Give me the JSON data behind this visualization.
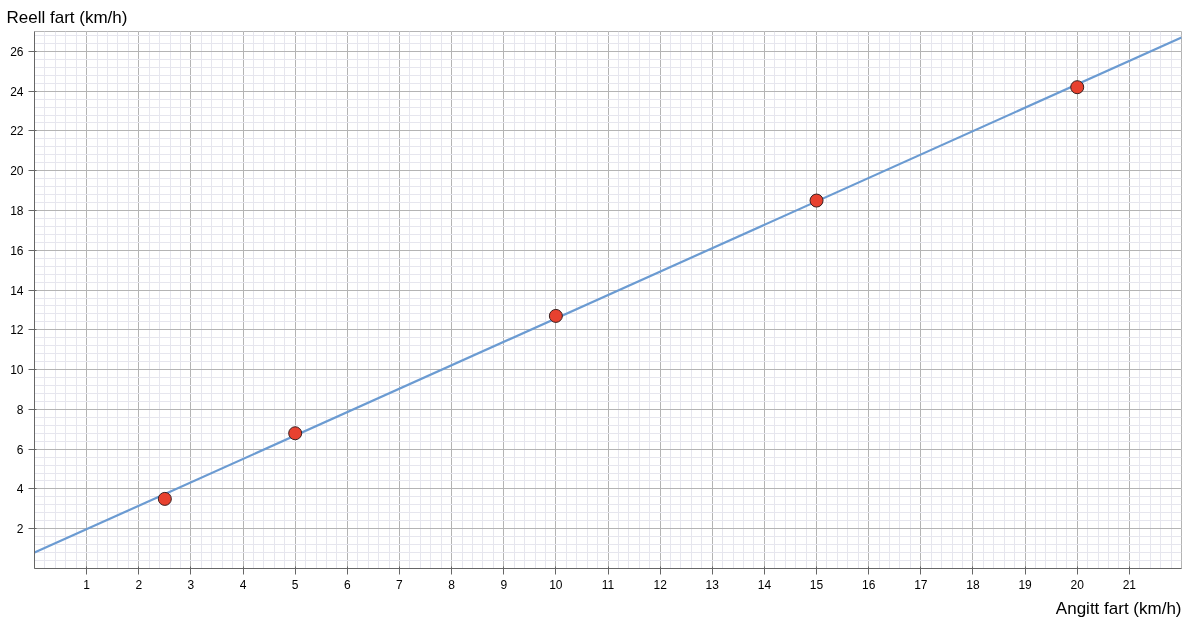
{
  "chart_data": {
    "type": "scatter",
    "xlabel": "Angitt fart (km/h)",
    "ylabel": "Reell fart (km/h)",
    "xlim": [
      0,
      22
    ],
    "ylim": [
      0,
      27
    ],
    "xticks": [
      1,
      2,
      3,
      4,
      5,
      6,
      7,
      8,
      9,
      10,
      11,
      12,
      13,
      14,
      15,
      16,
      17,
      18,
      19,
      20,
      21
    ],
    "yticks": [
      2,
      4,
      6,
      8,
      10,
      12,
      14,
      16,
      18,
      20,
      22,
      24,
      26
    ],
    "grid": true,
    "series": [
      {
        "color": "#e8412f",
        "marker": "circle",
        "x": [
          2.5,
          5,
          10,
          15,
          20
        ],
        "values": [
          3.5,
          6.8,
          12.7,
          18.5,
          24.2
        ]
      },
      {
        "type": "line",
        "color": "#6b9bd2",
        "x": [
          0,
          22
        ],
        "values": [
          0.8,
          26.7
        ]
      }
    ]
  }
}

▶ STATED EXERCISE
Repeat each entry precisely as it appears. Leave the pictures out.

▶ WORKED SOLUTION
Give me the JSON data behind this visualization.
{
  "chart_data": {
    "type": "scatter",
    "xlabel": "Angitt fart (km/h)",
    "ylabel": "Reell fart (km/h)",
    "xlim": [
      0,
      22
    ],
    "ylim": [
      0,
      27
    ],
    "xticks": [
      1,
      2,
      3,
      4,
      5,
      6,
      7,
      8,
      9,
      10,
      11,
      12,
      13,
      14,
      15,
      16,
      17,
      18,
      19,
      20,
      21
    ],
    "yticks": [
      2,
      4,
      6,
      8,
      10,
      12,
      14,
      16,
      18,
      20,
      22,
      24,
      26
    ],
    "grid": true,
    "series": [
      {
        "color": "#e8412f",
        "marker": "circle",
        "x": [
          2.5,
          5,
          10,
          15,
          20
        ],
        "values": [
          3.5,
          6.8,
          12.7,
          18.5,
          24.2
        ]
      },
      {
        "type": "line",
        "color": "#6b9bd2",
        "x": [
          0,
          22
        ],
        "values": [
          0.8,
          26.7
        ]
      }
    ]
  }
}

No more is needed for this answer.